Segment Start: Task input
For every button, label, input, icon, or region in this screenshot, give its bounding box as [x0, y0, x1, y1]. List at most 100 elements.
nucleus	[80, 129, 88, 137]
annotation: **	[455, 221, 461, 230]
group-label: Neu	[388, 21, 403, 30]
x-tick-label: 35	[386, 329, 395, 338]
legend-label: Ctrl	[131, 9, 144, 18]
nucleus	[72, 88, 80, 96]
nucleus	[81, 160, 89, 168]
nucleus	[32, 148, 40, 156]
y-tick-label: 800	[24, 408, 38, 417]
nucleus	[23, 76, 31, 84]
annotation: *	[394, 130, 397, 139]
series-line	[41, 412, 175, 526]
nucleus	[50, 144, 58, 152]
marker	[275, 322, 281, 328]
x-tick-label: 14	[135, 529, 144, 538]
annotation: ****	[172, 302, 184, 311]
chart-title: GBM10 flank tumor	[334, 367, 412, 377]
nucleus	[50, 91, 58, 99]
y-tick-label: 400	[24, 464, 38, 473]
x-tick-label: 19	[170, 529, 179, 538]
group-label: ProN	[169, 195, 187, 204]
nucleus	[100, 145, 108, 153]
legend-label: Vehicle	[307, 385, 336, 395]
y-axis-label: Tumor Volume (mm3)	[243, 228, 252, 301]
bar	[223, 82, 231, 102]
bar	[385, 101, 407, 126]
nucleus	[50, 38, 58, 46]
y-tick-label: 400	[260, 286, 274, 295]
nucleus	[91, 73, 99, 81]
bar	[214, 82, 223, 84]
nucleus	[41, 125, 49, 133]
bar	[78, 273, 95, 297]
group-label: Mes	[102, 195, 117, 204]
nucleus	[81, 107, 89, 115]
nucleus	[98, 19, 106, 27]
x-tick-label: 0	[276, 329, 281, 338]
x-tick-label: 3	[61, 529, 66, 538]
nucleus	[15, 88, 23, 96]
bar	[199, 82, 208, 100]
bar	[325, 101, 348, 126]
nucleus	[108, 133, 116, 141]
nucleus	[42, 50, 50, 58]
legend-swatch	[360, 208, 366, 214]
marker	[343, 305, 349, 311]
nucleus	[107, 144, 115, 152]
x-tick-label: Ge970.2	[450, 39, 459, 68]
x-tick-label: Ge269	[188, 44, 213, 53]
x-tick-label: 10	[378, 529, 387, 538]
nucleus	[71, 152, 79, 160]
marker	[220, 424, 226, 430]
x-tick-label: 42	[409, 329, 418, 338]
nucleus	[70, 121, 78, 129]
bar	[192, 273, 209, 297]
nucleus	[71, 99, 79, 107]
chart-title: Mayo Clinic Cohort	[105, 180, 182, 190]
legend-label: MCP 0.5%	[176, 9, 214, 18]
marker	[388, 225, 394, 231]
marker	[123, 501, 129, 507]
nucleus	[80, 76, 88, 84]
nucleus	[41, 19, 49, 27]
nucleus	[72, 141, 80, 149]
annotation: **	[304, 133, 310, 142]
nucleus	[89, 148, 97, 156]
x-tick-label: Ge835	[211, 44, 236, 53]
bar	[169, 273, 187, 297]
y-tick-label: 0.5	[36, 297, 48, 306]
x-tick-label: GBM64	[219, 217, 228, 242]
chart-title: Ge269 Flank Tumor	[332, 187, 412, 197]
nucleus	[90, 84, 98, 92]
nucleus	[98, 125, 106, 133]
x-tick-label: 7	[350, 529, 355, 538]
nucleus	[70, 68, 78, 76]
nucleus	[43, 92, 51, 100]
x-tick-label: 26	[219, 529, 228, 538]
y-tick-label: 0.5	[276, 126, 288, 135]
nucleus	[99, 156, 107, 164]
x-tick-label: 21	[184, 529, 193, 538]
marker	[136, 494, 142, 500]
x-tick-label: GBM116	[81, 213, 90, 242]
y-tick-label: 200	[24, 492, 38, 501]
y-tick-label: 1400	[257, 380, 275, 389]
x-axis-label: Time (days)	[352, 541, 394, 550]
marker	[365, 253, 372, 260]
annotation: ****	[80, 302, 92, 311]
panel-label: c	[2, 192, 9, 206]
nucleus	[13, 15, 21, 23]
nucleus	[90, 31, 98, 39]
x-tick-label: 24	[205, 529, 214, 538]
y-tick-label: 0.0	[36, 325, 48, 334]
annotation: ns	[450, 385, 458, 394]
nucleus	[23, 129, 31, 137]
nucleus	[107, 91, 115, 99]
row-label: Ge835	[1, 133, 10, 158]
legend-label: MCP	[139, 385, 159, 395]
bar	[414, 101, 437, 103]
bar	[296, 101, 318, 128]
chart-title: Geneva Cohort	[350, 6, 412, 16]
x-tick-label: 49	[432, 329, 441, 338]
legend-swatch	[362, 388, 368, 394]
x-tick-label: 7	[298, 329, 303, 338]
Segment End: Task input
● **Required action**
The records above need to be output again, verbatim.

● **Solution to this exercise**
For every button, label, input, icon, or region in this screenshot, give its bounding box as [x0, y0, x1, y1]. List at most 100 elements.
nucleus	[80, 129, 88, 137]
annotation: **	[455, 221, 461, 230]
group-label: Neu	[388, 21, 403, 30]
x-tick-label: 35	[386, 329, 395, 338]
legend-label: Ctrl	[131, 9, 144, 18]
nucleus	[72, 88, 80, 96]
nucleus	[81, 160, 89, 168]
nucleus	[32, 148, 40, 156]
y-tick-label: 800	[24, 408, 38, 417]
nucleus	[23, 76, 31, 84]
annotation: *	[394, 130, 397, 139]
series-line	[41, 412, 175, 526]
nucleus	[50, 144, 58, 152]
marker	[275, 322, 281, 328]
x-tick-label: 14	[135, 529, 144, 538]
annotation: ****	[172, 302, 184, 311]
chart-title: GBM10 flank tumor	[334, 367, 412, 377]
nucleus	[50, 91, 58, 99]
y-tick-label: 400	[24, 464, 38, 473]
x-tick-label: 19	[170, 529, 179, 538]
group-label: ProN	[169, 195, 187, 204]
nucleus	[100, 145, 108, 153]
legend-label: Vehicle	[307, 385, 336, 395]
y-axis-label: Tumor Volume (mm3)	[243, 228, 252, 301]
bar	[223, 82, 231, 102]
bar	[385, 101, 407, 126]
nucleus	[50, 38, 58, 46]
y-tick-label: 400	[260, 286, 274, 295]
nucleus	[91, 73, 99, 81]
bar	[214, 82, 223, 84]
nucleus	[41, 125, 49, 133]
bar	[78, 273, 95, 297]
group-label: Mes	[102, 195, 117, 204]
nucleus	[81, 107, 89, 115]
nucleus	[98, 19, 106, 27]
x-tick-label: 0	[276, 329, 281, 338]
x-tick-label: 3	[61, 529, 66, 538]
nucleus	[15, 88, 23, 96]
bar	[199, 82, 208, 100]
bar	[325, 101, 348, 126]
nucleus	[108, 133, 116, 141]
nucleus	[42, 50, 50, 58]
legend-swatch	[360, 208, 366, 214]
marker	[343, 305, 349, 311]
nucleus	[107, 144, 115, 152]
x-tick-label: Ge970.2	[450, 39, 459, 68]
x-tick-label: Ge269	[188, 44, 213, 53]
x-tick-label: 10	[378, 529, 387, 538]
nucleus	[71, 152, 79, 160]
marker	[220, 424, 226, 430]
x-tick-label: 42	[409, 329, 418, 338]
nucleus	[70, 121, 78, 129]
bar	[192, 273, 209, 297]
nucleus	[71, 99, 79, 107]
chart-title: Mayo Clinic Cohort	[105, 180, 182, 190]
legend-label: MCP 0.5%	[176, 9, 214, 18]
marker	[388, 225, 394, 231]
marker	[123, 501, 129, 507]
nucleus	[80, 76, 88, 84]
nucleus	[41, 19, 49, 27]
nucleus	[72, 141, 80, 149]
annotation: **	[304, 133, 310, 142]
nucleus	[89, 148, 97, 156]
x-tick-label: Ge835	[211, 44, 236, 53]
bar	[169, 273, 187, 297]
y-tick-label: 0.5	[36, 297, 48, 306]
x-tick-label: GBM64	[219, 217, 228, 242]
chart-title: Ge269 Flank Tumor	[332, 187, 412, 197]
nucleus	[90, 84, 98, 92]
nucleus	[98, 125, 106, 133]
x-tick-label: 7	[350, 529, 355, 538]
nucleus	[70, 68, 78, 76]
nucleus	[43, 92, 51, 100]
x-tick-label: 26	[219, 529, 228, 538]
y-tick-label: 0.5	[276, 126, 288, 135]
nucleus	[99, 156, 107, 164]
x-tick-label: 21	[184, 529, 193, 538]
marker	[136, 494, 142, 500]
x-tick-label: GBM116	[81, 213, 90, 242]
y-tick-label: 200	[24, 492, 38, 501]
y-tick-label: 1400	[257, 380, 275, 389]
x-axis-label: Time (days)	[352, 541, 394, 550]
marker	[365, 253, 372, 260]
annotation: ****	[80, 302, 92, 311]
panel-label: c	[2, 192, 9, 206]
nucleus	[13, 15, 21, 23]
nucleus	[90, 31, 98, 39]
x-tick-label: 24	[205, 529, 214, 538]
y-tick-label: 0.0	[36, 325, 48, 334]
annotation: ns	[450, 385, 458, 394]
nucleus	[23, 129, 31, 137]
nucleus	[107, 91, 115, 99]
row-label: Ge835	[1, 133, 10, 158]
legend-label: MCP	[139, 385, 159, 395]
bar	[414, 101, 437, 103]
bar	[296, 101, 318, 128]
chart-title: Geneva Cohort	[350, 6, 412, 16]
x-tick-label: 49	[432, 329, 441, 338]
legend-swatch	[362, 388, 368, 394]
x-tick-label: 7	[298, 329, 303, 338]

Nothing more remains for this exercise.